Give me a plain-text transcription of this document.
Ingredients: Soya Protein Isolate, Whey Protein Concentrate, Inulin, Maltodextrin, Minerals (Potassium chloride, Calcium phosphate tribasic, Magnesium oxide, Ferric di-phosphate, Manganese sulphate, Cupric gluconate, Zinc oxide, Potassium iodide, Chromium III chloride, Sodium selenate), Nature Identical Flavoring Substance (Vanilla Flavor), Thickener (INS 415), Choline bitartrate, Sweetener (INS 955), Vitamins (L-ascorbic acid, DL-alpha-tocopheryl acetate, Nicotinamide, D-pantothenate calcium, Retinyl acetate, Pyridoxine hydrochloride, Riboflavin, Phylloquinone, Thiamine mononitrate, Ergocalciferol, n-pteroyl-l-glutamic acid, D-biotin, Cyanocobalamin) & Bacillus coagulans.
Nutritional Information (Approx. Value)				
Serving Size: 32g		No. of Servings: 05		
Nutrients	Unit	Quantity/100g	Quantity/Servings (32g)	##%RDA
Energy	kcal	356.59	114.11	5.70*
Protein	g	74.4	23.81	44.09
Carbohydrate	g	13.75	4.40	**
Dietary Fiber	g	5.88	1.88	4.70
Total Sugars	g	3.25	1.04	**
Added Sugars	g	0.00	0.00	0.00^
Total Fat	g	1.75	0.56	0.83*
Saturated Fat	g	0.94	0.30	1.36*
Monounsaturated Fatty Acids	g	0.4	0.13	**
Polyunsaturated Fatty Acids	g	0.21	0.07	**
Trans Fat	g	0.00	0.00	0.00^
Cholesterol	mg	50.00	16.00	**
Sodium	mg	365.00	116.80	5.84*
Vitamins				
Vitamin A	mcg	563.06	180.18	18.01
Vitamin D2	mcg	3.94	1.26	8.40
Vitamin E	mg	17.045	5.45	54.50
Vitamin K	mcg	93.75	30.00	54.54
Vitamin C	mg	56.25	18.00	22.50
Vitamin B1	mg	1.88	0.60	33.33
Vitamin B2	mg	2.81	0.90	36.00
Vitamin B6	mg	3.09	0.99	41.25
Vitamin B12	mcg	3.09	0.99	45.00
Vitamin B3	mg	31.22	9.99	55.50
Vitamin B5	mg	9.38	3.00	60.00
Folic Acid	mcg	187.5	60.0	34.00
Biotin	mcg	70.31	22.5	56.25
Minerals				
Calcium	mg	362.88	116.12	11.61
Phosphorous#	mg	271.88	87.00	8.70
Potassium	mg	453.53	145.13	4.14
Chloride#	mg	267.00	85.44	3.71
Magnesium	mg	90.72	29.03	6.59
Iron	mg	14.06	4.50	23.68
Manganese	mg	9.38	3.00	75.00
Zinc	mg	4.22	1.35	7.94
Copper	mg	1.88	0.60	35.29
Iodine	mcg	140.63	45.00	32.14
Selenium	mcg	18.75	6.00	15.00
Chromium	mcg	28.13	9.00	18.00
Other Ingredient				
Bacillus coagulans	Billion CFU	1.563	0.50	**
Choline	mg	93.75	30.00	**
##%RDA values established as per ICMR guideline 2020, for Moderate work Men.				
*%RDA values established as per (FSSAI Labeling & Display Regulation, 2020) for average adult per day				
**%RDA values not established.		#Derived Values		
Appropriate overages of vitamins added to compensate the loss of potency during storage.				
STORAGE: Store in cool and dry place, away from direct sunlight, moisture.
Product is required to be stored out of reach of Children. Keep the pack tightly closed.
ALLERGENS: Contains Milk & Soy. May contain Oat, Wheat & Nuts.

****************************************

[WORK ITEM] Look through the lines above and collect those with the word "Acids".

[RESULT OF THE EXERCISE]
Monounsaturated Fatty Acids	g	0.4	0.13	**
Polyunsaturated Fatty Acids	g	0.21	0.07	**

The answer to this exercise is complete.